• ROWS

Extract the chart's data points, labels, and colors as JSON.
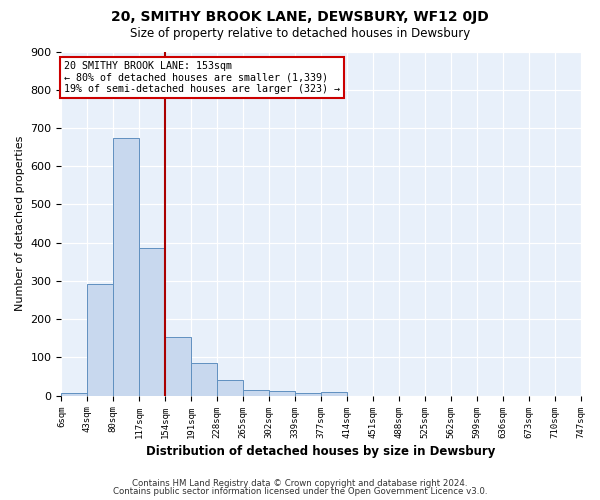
{
  "title": "20, SMITHY BROOK LANE, DEWSBURY, WF12 0JD",
  "subtitle": "Size of property relative to detached houses in Dewsbury",
  "xlabel": "Distribution of detached houses by size in Dewsbury",
  "ylabel": "Number of detached properties",
  "bar_color": "#c8d8ee",
  "bar_edge_color": "#6090c0",
  "background_color": "#e8f0fa",
  "grid_color": "#ffffff",
  "bins": [
    "6sqm",
    "43sqm",
    "80sqm",
    "117sqm",
    "154sqm",
    "191sqm",
    "228sqm",
    "265sqm",
    "302sqm",
    "339sqm",
    "377sqm",
    "414sqm",
    "451sqm",
    "488sqm",
    "525sqm",
    "562sqm",
    "599sqm",
    "636sqm",
    "673sqm",
    "710sqm",
    "747sqm"
  ],
  "values": [
    8,
    293,
    675,
    385,
    152,
    85,
    40,
    14,
    12,
    7,
    10,
    0,
    0,
    0,
    0,
    0,
    0,
    0,
    0,
    0
  ],
  "bin_width": 37,
  "bin_starts": [
    6,
    43,
    80,
    117,
    154,
    191,
    228,
    265,
    302,
    339,
    377,
    414,
    451,
    488,
    525,
    562,
    599,
    636,
    673,
    710
  ],
  "property_line_x": 154,
  "property_line_color": "#aa0000",
  "ylim": [
    0,
    900
  ],
  "yticks": [
    0,
    100,
    200,
    300,
    400,
    500,
    600,
    700,
    800,
    900
  ],
  "annotation_title": "20 SMITHY BROOK LANE: 153sqm",
  "annotation_line1": "← 80% of detached houses are smaller (1,339)",
  "annotation_line2": "19% of semi-detached houses are larger (323) →",
  "annotation_box_color": "#ffffff",
  "annotation_box_edge_color": "#cc0000",
  "footer_line1": "Contains HM Land Registry data © Crown copyright and database right 2024.",
  "footer_line2": "Contains public sector information licensed under the Open Government Licence v3.0."
}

• EXERCISE DESCRIPTION
Say how many lines in the records hold "detached", with the number as the whole reply.

• EXPECTED ANSWER
5